→ **Task statement**: Quote every line of the data below as it stands, omitting pictures.
►
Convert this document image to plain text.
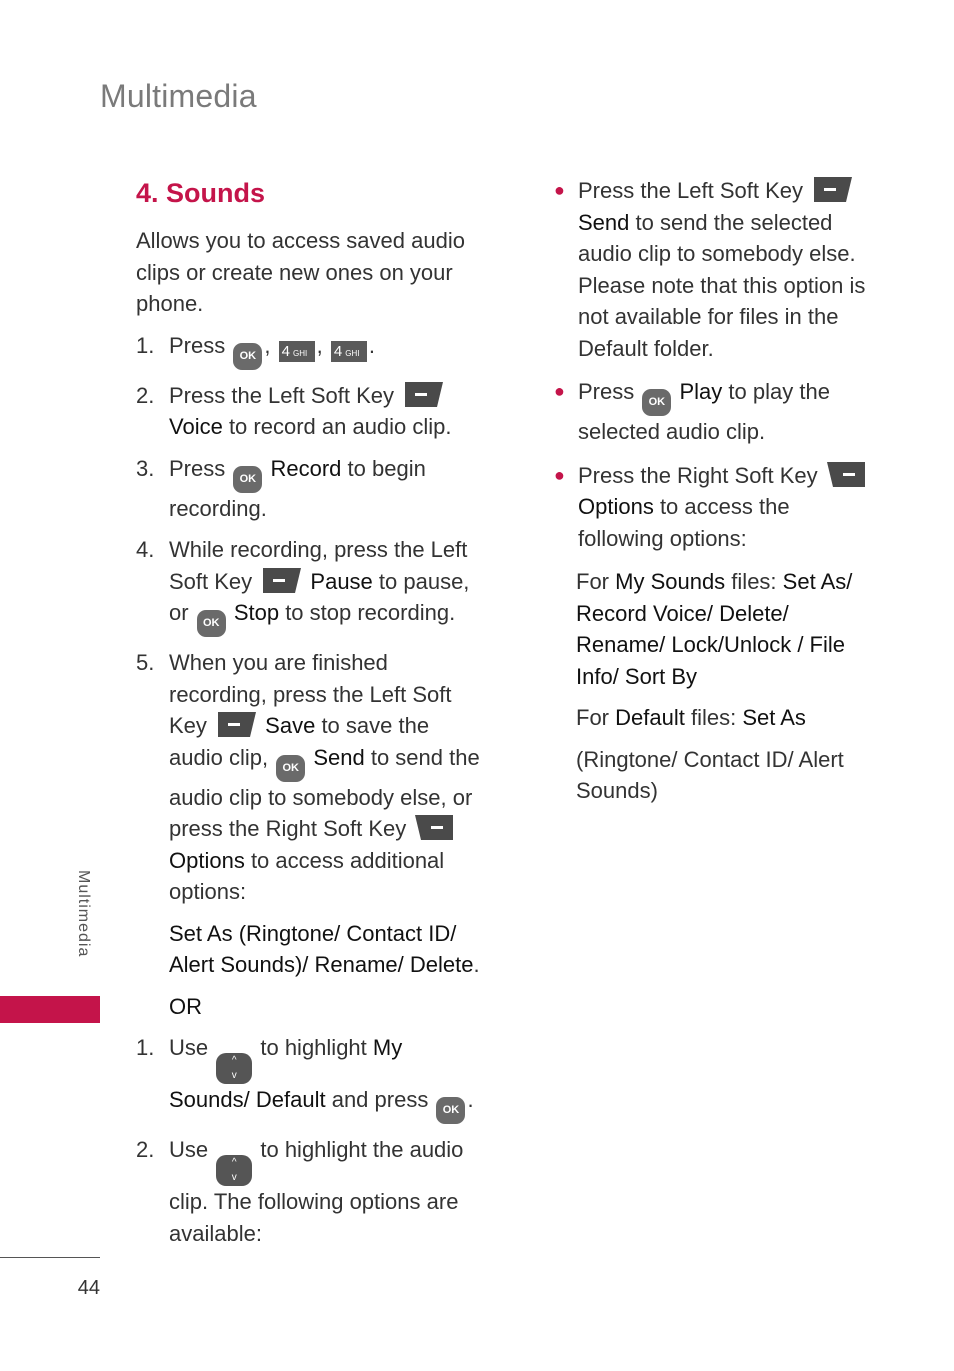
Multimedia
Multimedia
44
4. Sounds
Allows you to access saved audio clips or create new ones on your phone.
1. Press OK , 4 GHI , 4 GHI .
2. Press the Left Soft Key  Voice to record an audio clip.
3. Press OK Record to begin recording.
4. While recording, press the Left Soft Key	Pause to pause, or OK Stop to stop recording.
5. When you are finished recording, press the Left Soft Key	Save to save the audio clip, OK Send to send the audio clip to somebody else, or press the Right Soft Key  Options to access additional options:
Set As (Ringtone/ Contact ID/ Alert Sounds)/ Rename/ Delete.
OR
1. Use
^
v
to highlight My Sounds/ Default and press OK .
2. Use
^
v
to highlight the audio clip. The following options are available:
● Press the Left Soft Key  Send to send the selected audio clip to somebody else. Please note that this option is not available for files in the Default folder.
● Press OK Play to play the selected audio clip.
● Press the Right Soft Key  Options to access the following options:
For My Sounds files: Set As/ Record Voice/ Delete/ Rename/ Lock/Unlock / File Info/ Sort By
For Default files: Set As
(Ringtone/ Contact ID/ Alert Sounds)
◄
→ **Task output**:
Convert this document image to plain text.
Multimedia
Multimedia
44
4. Sounds
Allows you to access saved audio clips or create new ones on your phone.
1. Press OK , 4 GHI , 4 GHI .
2. Press the Left Soft Key  Voice to record an audio clip.
3. Press OK Record to begin recording.
4. While recording, press the Left Soft Key	Pause to pause, or OK Stop to stop recording.
5. When you are finished recording, press the Left Soft Key	Save to save the audio clip, OK Send to send the audio clip to somebody else, or press the Right Soft Key  Options to access additional options:
Set As (Ringtone/ Contact ID/ Alert Sounds)/ Rename/ Delete.
OR
1. Use
^
v
to highlight My Sounds/ Default and press OK .
2. Use
^
v
to highlight the audio clip. The following options are available:
● Press the Left Soft Key  Send to send the selected audio clip to somebody else. Please note that this option is not available for files in the Default folder.
● Press OK Play to play the selected audio clip.
● Press the Right Soft Key  Options to access the following options:
For My Sounds files: Set As/ Record Voice/ Delete/ Rename/ Lock/Unlock / File Info/ Sort By
For Default files: Set As
(Ringtone/ Contact ID/ Alert Sounds)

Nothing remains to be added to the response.